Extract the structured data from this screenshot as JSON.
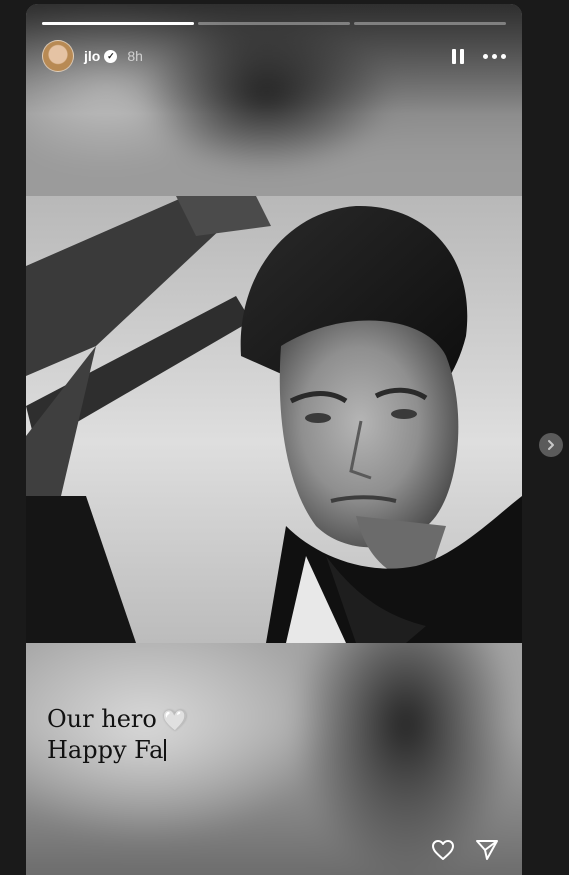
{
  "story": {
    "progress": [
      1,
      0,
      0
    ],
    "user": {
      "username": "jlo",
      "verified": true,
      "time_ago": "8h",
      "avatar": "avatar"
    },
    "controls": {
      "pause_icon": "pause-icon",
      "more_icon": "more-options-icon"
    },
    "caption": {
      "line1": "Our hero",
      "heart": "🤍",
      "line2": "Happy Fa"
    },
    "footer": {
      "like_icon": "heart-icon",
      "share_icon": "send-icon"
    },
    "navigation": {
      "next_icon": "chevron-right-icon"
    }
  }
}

□ □ □ □

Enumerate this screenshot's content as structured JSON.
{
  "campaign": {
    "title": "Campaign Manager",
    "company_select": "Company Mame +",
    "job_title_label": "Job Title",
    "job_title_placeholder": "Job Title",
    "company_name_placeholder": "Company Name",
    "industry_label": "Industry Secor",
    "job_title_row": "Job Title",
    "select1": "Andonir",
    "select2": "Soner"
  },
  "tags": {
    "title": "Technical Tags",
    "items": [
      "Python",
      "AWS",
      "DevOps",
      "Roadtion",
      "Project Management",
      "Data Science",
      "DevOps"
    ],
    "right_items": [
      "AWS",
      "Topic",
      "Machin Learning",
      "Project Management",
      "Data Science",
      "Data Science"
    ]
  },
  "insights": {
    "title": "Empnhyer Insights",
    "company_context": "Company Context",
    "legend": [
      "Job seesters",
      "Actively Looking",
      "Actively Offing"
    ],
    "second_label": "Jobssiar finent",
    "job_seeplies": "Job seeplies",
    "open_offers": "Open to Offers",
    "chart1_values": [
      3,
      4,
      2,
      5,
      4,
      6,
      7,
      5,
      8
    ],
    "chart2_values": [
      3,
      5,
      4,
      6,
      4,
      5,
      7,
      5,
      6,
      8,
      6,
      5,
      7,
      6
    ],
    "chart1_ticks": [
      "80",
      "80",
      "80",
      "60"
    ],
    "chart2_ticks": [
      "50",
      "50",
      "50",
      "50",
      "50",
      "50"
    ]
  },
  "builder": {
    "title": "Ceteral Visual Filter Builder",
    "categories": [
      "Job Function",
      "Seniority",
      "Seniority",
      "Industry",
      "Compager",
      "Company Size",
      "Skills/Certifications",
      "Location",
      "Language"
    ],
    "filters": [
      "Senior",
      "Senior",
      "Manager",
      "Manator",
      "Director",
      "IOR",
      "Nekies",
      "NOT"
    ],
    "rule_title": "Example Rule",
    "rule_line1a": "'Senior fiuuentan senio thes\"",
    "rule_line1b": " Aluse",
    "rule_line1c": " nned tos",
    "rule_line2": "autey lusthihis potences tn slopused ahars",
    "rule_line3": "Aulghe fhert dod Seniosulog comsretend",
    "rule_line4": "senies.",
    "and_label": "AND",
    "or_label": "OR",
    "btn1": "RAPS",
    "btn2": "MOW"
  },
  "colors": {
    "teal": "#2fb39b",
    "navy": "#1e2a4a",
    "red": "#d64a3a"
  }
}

□ □ □ □

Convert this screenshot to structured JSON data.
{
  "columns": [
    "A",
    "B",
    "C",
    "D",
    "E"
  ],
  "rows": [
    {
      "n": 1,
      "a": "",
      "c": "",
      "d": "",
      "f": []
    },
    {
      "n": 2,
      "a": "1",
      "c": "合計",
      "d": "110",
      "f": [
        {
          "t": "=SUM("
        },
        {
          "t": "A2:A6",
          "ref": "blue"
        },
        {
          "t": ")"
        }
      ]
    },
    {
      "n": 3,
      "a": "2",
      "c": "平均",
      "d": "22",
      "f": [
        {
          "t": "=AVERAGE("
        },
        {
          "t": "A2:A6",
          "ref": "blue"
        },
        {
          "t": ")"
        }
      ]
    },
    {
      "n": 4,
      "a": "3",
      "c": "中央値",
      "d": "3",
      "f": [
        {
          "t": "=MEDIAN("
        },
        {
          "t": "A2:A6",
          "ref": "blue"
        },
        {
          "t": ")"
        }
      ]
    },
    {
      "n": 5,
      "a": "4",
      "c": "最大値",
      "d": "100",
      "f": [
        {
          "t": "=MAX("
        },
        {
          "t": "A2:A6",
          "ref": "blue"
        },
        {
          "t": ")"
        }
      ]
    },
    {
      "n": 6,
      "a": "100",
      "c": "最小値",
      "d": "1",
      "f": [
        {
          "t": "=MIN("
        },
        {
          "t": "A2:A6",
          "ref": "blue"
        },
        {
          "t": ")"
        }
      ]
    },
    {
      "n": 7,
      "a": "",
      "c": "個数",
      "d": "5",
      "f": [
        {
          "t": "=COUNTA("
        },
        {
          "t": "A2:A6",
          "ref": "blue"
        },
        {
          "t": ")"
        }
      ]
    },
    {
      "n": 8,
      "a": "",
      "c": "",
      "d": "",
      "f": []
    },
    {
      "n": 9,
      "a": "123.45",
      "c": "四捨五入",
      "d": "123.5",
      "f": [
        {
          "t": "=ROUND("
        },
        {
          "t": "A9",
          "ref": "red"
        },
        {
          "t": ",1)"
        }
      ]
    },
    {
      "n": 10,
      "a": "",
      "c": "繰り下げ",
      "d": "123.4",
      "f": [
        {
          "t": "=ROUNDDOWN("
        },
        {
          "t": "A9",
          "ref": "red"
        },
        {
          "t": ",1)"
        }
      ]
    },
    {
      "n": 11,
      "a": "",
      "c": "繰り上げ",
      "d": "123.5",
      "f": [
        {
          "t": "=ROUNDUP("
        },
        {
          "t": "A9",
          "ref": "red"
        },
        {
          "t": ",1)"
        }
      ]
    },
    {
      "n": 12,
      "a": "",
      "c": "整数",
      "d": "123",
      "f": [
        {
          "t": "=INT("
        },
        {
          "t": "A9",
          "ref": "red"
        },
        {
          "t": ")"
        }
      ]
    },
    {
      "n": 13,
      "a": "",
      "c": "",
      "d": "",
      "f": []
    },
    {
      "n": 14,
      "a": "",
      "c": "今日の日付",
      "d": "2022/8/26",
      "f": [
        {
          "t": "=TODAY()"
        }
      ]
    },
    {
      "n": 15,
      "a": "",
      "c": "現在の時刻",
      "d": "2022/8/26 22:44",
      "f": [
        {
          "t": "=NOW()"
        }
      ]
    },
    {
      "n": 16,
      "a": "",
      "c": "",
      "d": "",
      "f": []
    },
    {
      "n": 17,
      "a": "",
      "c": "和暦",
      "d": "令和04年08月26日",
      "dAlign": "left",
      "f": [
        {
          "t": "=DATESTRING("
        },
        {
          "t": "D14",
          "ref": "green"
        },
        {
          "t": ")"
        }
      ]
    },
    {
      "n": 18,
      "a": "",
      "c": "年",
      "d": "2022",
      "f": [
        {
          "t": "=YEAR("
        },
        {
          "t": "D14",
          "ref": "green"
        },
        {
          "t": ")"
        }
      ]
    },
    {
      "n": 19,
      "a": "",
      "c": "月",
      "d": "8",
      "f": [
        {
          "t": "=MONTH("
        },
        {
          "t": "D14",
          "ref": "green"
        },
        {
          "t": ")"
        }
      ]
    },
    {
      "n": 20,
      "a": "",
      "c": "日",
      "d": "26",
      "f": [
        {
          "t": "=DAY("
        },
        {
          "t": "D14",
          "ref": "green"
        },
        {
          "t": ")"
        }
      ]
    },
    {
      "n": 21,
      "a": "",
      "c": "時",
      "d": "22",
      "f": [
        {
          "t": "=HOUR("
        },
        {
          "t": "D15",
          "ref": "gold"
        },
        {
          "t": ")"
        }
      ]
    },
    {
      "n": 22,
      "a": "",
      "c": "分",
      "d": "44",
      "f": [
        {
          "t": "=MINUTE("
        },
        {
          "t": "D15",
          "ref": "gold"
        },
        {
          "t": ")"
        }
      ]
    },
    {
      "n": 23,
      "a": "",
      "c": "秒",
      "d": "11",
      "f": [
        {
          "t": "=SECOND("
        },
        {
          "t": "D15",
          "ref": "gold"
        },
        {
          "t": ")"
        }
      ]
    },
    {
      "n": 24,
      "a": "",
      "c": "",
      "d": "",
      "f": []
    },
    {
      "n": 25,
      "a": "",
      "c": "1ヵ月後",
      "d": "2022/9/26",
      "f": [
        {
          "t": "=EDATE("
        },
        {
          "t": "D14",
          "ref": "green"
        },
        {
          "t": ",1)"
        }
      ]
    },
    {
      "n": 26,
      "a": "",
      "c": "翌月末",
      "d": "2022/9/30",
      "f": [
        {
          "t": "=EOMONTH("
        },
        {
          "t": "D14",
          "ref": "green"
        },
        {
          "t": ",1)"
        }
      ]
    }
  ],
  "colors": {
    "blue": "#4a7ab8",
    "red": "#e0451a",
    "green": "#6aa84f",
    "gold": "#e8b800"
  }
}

□ □ □ □

*Goal of the exercise:*
Using the listing, say how many lines include the word "structured", and add nothing else.

*Solution to the exercise:*
3